* Short exercise
Look through the data and write out every line with the word "Prices" in it.
======== Data provided ========
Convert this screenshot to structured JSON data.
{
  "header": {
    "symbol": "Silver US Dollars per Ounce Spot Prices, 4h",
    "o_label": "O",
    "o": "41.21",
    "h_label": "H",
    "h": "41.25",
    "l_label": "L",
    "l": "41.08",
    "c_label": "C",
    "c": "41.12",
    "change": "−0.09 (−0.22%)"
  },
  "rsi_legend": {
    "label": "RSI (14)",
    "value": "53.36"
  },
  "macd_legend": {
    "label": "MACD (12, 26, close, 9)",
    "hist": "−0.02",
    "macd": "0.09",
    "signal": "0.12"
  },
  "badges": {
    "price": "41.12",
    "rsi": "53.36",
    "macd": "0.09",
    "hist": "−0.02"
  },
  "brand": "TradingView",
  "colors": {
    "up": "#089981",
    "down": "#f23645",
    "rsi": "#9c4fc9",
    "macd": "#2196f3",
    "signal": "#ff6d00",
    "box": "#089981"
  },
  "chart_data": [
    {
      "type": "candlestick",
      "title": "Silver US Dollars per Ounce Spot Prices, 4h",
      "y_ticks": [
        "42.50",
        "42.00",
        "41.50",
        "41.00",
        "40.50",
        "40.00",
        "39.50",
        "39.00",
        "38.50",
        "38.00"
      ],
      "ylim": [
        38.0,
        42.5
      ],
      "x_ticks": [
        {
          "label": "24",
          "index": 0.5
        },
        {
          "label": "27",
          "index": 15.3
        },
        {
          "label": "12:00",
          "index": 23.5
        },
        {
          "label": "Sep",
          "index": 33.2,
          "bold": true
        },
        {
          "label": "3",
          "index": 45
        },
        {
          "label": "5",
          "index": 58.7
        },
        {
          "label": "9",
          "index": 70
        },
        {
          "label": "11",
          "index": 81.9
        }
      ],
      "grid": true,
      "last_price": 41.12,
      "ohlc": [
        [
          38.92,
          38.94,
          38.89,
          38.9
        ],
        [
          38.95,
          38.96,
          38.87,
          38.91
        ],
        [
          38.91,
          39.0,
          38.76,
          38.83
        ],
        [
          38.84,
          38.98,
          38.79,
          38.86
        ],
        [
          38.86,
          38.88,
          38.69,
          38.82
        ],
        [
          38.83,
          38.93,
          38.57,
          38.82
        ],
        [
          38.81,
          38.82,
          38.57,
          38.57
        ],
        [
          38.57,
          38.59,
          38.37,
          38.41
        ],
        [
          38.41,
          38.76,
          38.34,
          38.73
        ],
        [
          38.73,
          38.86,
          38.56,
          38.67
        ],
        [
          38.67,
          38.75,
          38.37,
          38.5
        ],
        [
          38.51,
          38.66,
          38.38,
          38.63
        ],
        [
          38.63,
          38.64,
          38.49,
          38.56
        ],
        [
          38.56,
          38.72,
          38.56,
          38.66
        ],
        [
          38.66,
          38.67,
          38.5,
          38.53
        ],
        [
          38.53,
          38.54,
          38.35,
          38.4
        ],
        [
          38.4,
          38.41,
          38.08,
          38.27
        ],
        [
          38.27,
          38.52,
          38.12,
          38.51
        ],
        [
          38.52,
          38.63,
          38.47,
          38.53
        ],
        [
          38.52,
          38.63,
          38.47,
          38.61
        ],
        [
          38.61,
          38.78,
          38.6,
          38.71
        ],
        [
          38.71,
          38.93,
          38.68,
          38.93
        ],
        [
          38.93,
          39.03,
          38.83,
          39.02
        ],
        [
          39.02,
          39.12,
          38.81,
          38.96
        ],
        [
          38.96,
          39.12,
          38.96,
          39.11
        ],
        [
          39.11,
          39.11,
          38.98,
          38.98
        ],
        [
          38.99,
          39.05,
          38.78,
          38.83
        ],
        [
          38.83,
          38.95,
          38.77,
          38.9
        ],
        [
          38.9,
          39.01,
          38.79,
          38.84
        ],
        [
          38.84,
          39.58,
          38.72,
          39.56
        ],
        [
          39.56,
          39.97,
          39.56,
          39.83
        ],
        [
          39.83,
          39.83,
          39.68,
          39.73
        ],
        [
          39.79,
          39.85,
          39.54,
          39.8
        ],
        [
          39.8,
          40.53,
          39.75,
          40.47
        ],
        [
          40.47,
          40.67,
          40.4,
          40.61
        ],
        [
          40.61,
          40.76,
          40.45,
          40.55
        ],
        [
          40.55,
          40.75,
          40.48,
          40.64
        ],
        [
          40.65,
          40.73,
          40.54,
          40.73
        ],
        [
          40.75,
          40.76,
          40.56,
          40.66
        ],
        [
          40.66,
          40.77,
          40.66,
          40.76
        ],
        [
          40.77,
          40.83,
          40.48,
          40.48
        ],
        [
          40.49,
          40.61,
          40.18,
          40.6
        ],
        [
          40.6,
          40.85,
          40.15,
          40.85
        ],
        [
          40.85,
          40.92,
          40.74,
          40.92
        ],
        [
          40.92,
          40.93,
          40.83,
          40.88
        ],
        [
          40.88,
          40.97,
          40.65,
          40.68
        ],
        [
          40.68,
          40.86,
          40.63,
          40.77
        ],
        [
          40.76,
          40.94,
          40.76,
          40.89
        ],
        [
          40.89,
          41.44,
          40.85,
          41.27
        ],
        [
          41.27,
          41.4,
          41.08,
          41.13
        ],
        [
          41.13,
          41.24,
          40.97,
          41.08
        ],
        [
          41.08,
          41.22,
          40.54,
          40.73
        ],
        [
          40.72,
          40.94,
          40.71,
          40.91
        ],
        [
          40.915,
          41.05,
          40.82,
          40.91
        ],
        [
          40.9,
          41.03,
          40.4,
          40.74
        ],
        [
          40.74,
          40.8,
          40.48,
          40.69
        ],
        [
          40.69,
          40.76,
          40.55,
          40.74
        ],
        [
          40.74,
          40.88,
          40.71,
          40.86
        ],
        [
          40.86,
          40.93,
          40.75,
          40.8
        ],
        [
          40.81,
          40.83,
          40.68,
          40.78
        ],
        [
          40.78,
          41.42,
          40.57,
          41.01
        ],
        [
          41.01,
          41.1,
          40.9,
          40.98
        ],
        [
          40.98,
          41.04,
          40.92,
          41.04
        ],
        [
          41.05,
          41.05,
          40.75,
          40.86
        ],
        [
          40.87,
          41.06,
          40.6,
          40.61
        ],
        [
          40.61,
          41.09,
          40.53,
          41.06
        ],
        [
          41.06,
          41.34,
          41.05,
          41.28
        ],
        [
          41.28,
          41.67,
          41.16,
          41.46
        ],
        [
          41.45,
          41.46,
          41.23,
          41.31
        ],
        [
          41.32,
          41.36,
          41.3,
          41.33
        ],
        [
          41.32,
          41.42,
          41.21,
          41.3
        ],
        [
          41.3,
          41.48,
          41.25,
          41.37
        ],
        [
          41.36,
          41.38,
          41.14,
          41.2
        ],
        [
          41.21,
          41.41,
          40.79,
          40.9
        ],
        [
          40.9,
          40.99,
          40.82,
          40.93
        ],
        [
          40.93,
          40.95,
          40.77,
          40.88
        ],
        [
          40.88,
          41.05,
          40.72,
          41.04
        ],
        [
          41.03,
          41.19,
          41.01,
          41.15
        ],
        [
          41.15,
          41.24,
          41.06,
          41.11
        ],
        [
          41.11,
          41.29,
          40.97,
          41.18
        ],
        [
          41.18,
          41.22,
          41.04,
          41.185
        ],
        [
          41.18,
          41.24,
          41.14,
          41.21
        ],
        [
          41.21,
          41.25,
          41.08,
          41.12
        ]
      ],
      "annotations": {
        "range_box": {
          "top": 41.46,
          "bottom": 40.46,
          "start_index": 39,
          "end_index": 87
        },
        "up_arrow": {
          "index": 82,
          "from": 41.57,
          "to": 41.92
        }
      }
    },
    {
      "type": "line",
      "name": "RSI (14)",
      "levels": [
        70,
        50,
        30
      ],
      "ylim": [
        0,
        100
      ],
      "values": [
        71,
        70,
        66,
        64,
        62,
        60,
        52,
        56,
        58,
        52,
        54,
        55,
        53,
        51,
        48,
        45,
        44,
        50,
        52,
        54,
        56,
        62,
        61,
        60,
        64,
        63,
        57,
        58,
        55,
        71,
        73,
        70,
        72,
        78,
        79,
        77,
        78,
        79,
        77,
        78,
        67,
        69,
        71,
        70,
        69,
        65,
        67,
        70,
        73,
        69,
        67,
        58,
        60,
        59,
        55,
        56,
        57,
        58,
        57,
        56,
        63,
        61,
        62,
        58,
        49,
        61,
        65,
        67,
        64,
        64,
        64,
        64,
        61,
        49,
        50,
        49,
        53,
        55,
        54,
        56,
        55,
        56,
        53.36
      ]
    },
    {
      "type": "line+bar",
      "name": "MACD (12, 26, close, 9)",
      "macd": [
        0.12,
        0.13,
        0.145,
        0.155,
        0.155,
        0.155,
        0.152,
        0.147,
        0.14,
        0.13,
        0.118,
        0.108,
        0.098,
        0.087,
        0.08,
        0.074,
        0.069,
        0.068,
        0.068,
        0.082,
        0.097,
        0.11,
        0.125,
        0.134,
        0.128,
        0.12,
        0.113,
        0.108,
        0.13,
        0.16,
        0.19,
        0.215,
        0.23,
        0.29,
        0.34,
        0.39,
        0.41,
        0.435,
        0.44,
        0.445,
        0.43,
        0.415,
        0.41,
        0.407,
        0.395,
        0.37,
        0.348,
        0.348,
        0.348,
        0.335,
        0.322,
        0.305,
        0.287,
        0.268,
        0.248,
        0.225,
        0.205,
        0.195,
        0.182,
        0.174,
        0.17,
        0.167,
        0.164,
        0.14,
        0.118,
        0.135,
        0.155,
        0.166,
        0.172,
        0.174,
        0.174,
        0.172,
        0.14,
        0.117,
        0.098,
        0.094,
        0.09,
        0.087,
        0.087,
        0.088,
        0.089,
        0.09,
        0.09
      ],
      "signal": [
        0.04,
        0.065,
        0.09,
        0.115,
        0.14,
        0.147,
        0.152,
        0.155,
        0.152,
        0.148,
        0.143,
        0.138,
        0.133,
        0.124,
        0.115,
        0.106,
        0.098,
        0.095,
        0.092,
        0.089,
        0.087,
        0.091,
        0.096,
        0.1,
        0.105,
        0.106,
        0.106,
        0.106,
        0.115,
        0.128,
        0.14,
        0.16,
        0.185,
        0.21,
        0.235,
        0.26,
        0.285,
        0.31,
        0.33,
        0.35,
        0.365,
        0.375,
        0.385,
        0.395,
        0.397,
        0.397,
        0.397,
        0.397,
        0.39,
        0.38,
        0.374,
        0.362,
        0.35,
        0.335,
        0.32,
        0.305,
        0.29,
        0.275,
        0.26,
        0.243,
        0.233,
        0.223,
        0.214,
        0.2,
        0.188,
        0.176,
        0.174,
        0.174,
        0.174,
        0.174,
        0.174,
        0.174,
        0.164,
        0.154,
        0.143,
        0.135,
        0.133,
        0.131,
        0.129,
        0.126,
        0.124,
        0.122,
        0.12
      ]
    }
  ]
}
========
* Reply to the exercise
    "symbol": "Silver US Dollars per Ounce Spot Prices, 4h",
      "title": "Silver US Dollars per Ounce Spot Prices, 4h",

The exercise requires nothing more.